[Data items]
** Begin **

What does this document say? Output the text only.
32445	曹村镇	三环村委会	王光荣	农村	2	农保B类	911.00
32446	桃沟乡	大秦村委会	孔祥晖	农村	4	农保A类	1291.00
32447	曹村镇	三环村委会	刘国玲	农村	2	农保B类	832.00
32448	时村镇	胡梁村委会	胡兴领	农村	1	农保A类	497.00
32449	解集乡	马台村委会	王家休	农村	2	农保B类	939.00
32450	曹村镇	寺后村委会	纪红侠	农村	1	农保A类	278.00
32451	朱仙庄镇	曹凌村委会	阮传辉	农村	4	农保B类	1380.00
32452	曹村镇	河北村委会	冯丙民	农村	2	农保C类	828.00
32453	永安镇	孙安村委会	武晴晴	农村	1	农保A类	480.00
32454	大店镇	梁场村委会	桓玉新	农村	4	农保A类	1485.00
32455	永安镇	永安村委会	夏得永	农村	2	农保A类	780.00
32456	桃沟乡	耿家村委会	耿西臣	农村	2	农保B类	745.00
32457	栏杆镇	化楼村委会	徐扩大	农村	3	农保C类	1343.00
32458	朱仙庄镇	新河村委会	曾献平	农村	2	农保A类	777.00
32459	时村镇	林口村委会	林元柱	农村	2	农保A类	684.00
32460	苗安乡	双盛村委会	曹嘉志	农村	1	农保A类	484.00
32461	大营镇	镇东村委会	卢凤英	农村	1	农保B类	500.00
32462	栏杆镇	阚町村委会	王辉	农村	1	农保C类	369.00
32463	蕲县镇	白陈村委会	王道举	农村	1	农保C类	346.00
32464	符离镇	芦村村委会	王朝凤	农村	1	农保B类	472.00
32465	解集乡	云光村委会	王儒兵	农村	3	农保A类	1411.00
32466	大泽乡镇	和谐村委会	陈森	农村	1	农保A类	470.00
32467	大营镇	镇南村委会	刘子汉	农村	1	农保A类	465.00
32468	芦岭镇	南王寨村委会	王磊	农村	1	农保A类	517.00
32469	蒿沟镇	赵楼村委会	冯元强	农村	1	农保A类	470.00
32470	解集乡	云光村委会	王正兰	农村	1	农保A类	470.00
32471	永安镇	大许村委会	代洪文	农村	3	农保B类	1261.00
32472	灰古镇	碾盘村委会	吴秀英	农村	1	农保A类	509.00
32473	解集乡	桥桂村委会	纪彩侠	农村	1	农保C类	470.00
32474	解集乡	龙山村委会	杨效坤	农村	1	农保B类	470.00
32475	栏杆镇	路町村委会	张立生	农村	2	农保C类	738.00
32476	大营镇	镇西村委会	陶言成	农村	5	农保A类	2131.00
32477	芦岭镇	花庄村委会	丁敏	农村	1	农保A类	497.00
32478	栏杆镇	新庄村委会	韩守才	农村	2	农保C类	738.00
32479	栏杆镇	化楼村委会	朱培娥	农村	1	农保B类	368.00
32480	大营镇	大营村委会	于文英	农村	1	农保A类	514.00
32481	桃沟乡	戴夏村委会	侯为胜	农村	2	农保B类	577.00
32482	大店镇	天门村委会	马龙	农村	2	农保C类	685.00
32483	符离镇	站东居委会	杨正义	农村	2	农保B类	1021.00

** End **

**Written request:** Only the number is wanted: count the lines of the records that hold the word "化楼村委会".

**Worked answer:** 2